» Required work
Condense the paragraph in the Latinos and crime text below that begins "Latinos’ confidence in the U.S. criminal justice system" into a short bulleted list of its main facts.

» Excerpted text
★ ★ ★

Latinos & Crime

Debunking Fears: Latino Growth Does Not Boost Crime (December 2009)
Rural industries, such as meat-packing and textile manufacturing, create job opportunities that have brought significant numbers of Latino workers and their families to small- and medium-sized towns. This influx of Latino migrants is often met with resistance from other residents, who fear increases in crime and poverty rates. But a study from North Carolina State University, “Social Disorganization in New Latino Destinations?”, published in the December issue of the journal Rural Sociology, debunks those fears, showing that the introduction of Latinos contributes to positive changes, not negative ones. Learn more at:
http://marketplace.publicradio.org/display/web/2010/01/21/am-latino-stereotypes/
http://www.ingentaconnect.com/content/rssoc/rs/2009/00000074/00000004/art00006

Hispanics and the Criminal Justice System: Low Confidence, High Exposure (April 2009)
Latinos’ confidence in the U.S. criminal justice system is closer to the relatively low levels expressed by blacks than to the higher levels expressed by whites, according to a pair of nationwide surveys by the Pew Research Center. Six-in-ten (61%) Hispanics say they have a great deal or a fair amount of confidence that the police in their communities will do a good job enforcing the law, compared with 78% of whites and 55% of blacks. Fewer than half of Latinos say they are confident that Hispanics will be treated fairly by the courts (49%) and police officers (45%). To read the report, visit http://pewhispanic.org/reports/report.php?ReportID=106

Setting the Record Straight on Immigrants and Crime (September 2008)
Anti-immigrant activists and politicians are fond of relying upon anecdotes to support their oft-repeated claim that immigrants, especially undocumented immigrants, are dangerous criminals. While these kinds of arguments are emotionally powerful, they are intellectually dishonest. Numerous studies by independent researchers and government commissions over the past 100 years have consistently found that immigrants are less likely to commit crimes than the native-born. Read the Immigration Policy Center fact sheet at:
http://www.immigrationpolicy.org/just-facts/immigrants-and-crime-setting-record-straight

Gang Wars: The Failure of Enforcement Tactics and the Need for Effective Public Safety Strategies (July 2007)

★ ★ ★

Bounding box prediction data
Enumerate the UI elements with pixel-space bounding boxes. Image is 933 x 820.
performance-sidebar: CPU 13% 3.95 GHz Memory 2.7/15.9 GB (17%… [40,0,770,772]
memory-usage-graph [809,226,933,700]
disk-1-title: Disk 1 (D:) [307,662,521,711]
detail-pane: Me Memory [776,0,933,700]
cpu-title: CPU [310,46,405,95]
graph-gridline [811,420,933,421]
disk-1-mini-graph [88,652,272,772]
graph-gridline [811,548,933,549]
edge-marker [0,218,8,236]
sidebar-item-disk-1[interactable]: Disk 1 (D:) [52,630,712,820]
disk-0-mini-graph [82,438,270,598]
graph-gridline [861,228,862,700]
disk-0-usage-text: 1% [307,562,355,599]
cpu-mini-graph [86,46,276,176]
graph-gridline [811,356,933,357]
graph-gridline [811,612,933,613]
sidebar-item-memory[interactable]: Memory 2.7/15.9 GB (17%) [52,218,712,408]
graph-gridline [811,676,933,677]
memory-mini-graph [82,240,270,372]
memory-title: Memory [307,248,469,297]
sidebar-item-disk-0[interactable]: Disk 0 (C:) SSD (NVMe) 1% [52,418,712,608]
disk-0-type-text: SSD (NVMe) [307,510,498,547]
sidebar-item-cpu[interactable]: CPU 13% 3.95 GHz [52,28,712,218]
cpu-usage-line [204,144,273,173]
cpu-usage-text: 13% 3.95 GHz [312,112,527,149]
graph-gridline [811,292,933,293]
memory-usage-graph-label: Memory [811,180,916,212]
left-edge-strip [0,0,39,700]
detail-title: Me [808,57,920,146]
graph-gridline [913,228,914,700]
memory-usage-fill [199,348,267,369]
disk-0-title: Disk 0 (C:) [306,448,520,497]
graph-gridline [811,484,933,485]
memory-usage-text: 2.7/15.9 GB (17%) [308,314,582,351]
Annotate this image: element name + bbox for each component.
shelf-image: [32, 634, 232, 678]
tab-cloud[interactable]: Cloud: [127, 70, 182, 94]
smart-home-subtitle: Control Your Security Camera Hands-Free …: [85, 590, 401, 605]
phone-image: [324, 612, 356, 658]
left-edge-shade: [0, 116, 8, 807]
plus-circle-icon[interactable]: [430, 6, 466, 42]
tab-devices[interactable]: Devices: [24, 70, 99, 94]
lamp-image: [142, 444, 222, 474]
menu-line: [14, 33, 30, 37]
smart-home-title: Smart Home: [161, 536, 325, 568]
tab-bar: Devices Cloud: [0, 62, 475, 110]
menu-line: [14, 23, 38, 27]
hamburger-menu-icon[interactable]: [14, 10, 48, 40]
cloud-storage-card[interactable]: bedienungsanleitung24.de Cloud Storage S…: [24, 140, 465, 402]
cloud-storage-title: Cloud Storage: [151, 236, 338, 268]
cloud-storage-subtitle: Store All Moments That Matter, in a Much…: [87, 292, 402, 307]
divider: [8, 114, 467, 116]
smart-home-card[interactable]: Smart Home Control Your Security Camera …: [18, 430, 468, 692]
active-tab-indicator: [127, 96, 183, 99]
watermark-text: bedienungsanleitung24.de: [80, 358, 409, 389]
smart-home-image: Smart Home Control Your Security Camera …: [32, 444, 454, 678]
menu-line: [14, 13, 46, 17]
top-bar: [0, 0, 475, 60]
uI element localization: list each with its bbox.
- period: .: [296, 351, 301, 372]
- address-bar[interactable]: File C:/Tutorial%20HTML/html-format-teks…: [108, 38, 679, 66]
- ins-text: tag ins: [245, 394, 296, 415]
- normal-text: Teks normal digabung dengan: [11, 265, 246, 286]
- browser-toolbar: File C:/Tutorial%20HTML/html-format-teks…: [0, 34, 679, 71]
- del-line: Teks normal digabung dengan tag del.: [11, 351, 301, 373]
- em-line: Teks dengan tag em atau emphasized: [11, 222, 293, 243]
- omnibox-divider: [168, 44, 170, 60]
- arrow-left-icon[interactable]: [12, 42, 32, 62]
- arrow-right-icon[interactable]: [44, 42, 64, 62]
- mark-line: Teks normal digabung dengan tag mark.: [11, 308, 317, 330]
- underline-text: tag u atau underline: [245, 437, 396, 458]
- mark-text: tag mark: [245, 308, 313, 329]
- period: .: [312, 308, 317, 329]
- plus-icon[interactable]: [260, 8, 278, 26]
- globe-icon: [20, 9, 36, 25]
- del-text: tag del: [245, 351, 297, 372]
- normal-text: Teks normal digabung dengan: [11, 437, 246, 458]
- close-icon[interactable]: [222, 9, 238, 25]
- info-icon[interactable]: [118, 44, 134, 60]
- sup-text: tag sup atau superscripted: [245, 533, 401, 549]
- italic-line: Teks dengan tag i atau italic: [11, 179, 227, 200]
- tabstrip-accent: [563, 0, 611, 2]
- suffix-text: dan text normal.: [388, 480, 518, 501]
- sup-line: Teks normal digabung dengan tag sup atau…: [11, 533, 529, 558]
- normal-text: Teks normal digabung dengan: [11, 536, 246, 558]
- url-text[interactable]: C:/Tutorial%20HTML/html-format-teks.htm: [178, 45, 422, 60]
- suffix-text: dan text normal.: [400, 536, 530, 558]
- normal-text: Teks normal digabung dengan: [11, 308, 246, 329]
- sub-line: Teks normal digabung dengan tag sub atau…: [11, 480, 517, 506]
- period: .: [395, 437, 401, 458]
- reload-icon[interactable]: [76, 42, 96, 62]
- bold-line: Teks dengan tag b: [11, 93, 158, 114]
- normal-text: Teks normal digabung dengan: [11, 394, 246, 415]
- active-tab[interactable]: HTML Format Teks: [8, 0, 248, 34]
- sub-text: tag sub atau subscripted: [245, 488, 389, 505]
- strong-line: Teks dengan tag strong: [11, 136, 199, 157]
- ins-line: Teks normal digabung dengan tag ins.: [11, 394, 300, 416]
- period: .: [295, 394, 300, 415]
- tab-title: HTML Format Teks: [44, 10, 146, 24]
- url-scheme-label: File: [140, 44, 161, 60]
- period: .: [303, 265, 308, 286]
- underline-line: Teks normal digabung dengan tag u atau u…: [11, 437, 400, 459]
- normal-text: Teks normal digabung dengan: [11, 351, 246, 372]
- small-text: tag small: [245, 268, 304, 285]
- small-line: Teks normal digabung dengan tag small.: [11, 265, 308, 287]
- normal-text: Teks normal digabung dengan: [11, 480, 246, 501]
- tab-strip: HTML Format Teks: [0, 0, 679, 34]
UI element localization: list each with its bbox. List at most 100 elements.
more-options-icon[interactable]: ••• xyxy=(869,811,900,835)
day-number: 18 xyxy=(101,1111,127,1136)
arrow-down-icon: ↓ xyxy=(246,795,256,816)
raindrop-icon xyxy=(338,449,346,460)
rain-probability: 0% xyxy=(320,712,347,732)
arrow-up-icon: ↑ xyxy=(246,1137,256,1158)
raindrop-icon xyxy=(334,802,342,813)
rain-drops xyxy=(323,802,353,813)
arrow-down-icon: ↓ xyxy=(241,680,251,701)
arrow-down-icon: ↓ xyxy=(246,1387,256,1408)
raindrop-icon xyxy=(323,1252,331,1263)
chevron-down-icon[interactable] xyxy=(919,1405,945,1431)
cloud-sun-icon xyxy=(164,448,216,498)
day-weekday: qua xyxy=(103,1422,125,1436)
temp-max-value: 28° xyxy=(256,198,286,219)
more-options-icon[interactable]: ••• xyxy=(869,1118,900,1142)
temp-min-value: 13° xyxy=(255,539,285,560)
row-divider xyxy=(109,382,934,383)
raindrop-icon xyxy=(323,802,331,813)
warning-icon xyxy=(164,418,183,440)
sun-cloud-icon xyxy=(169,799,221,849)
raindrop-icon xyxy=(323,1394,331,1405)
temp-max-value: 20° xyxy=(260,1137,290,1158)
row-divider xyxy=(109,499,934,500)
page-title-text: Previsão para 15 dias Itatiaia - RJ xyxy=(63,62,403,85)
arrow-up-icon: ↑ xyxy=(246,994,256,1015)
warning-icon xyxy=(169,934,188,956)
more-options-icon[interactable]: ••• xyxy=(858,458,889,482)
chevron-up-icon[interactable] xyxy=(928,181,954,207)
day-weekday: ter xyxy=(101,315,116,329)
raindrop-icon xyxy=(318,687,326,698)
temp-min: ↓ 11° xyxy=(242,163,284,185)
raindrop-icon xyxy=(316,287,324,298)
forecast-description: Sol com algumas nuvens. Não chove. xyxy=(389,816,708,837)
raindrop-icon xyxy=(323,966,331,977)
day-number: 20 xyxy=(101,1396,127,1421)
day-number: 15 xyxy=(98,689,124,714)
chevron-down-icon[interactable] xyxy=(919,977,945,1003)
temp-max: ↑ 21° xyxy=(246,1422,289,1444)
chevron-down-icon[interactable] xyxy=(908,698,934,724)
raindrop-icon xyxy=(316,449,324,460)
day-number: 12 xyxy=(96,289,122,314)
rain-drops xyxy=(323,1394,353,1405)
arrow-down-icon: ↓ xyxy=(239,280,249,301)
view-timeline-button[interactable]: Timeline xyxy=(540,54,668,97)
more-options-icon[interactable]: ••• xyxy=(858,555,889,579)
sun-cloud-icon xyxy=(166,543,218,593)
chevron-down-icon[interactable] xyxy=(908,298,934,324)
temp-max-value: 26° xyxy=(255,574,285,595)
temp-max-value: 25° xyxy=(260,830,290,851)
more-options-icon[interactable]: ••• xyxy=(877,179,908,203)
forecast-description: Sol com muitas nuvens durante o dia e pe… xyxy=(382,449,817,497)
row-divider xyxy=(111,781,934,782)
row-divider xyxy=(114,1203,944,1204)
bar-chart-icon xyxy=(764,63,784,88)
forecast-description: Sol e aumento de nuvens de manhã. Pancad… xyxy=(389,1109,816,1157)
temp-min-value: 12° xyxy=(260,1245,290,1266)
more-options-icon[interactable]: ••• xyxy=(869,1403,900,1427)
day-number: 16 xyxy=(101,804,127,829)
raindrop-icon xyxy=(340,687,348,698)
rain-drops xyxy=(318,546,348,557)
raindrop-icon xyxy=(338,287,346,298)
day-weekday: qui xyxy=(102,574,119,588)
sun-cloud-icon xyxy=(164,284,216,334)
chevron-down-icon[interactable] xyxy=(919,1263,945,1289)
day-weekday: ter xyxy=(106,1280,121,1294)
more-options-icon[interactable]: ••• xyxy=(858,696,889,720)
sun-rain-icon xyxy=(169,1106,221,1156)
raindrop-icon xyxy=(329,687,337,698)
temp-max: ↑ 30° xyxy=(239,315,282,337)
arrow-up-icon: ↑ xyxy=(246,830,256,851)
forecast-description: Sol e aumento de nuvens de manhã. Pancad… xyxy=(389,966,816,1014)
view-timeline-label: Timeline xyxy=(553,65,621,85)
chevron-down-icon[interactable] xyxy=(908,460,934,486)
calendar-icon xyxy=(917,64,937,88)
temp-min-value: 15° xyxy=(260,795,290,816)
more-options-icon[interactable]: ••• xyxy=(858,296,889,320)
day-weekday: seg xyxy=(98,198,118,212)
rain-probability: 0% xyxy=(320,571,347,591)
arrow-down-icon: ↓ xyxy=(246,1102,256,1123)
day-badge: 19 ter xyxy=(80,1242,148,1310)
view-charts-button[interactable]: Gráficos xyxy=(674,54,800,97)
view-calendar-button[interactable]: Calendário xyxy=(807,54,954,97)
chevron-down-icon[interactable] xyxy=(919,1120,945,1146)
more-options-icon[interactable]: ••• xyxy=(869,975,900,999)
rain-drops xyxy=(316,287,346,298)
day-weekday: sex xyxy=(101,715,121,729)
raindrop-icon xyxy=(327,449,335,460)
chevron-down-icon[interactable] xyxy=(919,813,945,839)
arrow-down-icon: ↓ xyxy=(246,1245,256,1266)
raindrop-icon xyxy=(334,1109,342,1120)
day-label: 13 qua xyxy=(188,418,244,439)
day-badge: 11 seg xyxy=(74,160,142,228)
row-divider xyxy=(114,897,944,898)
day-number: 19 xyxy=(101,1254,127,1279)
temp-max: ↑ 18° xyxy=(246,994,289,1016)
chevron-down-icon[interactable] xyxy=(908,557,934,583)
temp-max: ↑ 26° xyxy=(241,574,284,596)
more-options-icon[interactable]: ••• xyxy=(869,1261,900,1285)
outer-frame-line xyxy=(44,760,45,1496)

★ ★ ★

» Response area
- According to two nationwide Pew Research Center surveys, Latinos' confidence in the U.S. criminal justice system is closer to the relatively low levels of blacks than to the higher levels of whites.
- 61% of Hispanics have a great deal or a fair amount of confidence that local police will do a good job enforcing the law, compared with 78% of whites and 55% of blacks.
- Fewer than half of Latinos are confident that Hispanics will be treated fairly by the courts (49%) and by police officers (45%).